YOUR INSTRUCTIONS ▸ Write out every line below that includes the word "Power".

Stored data ▸
— Start —

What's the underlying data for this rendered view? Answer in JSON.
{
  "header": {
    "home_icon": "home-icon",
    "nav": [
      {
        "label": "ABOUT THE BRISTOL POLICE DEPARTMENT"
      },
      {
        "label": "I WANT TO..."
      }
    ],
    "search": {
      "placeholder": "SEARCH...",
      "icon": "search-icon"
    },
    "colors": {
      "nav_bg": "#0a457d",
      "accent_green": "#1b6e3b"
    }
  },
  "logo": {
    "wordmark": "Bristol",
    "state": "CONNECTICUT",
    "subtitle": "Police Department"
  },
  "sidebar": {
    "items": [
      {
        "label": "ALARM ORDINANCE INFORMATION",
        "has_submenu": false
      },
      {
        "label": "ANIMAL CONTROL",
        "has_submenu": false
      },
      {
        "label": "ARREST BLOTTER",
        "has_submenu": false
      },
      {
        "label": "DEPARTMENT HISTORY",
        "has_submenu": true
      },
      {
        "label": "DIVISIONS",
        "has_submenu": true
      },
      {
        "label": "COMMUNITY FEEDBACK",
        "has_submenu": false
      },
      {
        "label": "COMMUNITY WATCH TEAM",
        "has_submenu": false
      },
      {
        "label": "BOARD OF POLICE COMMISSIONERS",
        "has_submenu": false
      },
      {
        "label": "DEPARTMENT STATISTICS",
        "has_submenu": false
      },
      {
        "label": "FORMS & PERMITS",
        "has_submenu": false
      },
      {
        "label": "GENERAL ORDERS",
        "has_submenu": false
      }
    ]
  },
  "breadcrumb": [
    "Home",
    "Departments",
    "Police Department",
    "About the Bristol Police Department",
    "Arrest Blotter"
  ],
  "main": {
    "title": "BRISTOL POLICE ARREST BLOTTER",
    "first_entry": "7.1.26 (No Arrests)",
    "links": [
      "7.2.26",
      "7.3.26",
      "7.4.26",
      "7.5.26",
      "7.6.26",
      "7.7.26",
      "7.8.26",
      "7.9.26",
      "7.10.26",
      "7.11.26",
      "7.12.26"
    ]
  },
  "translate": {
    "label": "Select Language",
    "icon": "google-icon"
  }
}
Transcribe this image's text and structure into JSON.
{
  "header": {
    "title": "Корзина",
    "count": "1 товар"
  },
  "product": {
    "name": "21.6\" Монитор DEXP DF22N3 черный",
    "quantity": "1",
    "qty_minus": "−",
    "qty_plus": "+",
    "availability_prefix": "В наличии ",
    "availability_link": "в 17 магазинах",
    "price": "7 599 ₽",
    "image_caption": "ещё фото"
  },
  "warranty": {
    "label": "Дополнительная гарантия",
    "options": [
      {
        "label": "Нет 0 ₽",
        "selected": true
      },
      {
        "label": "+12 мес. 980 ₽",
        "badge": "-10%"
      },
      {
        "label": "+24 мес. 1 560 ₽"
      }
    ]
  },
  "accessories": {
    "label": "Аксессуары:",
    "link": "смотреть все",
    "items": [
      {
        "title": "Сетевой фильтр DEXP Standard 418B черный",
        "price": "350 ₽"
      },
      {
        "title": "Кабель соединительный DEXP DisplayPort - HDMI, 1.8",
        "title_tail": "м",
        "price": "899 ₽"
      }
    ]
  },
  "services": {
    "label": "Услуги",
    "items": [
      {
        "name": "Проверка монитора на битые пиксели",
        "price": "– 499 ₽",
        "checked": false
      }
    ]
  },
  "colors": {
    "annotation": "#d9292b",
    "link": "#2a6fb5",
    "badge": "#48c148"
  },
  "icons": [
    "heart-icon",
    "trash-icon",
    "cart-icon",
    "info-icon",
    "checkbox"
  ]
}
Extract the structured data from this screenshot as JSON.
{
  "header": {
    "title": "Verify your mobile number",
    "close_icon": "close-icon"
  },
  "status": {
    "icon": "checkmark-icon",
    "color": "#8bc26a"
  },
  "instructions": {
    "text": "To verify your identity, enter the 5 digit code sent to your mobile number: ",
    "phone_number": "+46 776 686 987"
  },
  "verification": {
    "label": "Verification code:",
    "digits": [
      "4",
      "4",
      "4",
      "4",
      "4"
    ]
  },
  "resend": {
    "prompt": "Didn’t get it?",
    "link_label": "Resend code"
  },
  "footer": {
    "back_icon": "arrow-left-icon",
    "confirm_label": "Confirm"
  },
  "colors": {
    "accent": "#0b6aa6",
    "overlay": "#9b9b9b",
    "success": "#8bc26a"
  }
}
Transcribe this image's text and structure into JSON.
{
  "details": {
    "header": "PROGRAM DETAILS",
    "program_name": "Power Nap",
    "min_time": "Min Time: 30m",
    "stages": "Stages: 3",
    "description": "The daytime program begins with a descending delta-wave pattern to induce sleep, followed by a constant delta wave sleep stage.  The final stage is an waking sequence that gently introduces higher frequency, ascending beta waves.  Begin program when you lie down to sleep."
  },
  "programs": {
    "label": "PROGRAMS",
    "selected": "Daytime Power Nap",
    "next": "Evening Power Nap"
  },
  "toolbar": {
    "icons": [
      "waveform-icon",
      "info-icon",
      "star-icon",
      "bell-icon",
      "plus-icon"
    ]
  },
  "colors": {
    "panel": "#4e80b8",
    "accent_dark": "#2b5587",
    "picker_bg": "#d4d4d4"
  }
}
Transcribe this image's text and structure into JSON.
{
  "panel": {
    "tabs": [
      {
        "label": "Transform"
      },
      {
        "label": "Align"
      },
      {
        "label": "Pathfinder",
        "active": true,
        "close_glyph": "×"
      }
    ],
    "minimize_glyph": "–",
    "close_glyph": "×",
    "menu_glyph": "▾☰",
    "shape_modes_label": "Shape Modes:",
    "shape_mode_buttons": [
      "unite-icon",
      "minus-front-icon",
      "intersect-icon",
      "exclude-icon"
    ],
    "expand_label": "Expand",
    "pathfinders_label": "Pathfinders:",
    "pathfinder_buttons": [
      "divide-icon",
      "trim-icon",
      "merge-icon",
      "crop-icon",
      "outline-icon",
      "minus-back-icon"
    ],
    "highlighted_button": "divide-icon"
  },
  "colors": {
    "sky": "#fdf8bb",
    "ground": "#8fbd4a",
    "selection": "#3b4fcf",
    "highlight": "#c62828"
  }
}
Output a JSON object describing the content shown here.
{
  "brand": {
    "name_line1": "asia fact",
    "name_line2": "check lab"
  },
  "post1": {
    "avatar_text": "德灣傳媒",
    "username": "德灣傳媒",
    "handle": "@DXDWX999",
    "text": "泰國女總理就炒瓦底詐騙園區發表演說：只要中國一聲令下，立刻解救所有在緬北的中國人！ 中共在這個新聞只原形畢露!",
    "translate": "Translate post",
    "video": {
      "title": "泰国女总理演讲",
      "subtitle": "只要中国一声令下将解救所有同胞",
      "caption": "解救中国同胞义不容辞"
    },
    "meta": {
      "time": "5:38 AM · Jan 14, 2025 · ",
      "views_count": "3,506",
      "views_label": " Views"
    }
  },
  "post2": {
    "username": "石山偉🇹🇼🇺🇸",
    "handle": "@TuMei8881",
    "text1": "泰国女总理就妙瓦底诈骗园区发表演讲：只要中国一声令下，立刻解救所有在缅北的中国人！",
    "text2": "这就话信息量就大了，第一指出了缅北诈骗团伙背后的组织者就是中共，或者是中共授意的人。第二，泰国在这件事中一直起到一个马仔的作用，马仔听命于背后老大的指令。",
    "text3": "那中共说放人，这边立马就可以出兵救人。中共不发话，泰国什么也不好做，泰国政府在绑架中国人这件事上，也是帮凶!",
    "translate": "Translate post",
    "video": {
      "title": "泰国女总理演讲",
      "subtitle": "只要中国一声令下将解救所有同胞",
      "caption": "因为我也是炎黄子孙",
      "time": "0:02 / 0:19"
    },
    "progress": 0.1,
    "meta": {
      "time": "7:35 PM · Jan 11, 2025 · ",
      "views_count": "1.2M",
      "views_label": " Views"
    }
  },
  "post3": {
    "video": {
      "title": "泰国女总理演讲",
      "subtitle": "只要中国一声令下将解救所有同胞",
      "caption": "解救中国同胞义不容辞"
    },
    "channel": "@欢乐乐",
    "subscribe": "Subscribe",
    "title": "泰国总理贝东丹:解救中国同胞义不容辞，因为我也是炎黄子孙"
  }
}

— End —

SOLVED PROBLEM ▸
    "program_name": "Power Nap",
    "selected": "Daytime Power Nap",
    "next": "Evening Power Nap"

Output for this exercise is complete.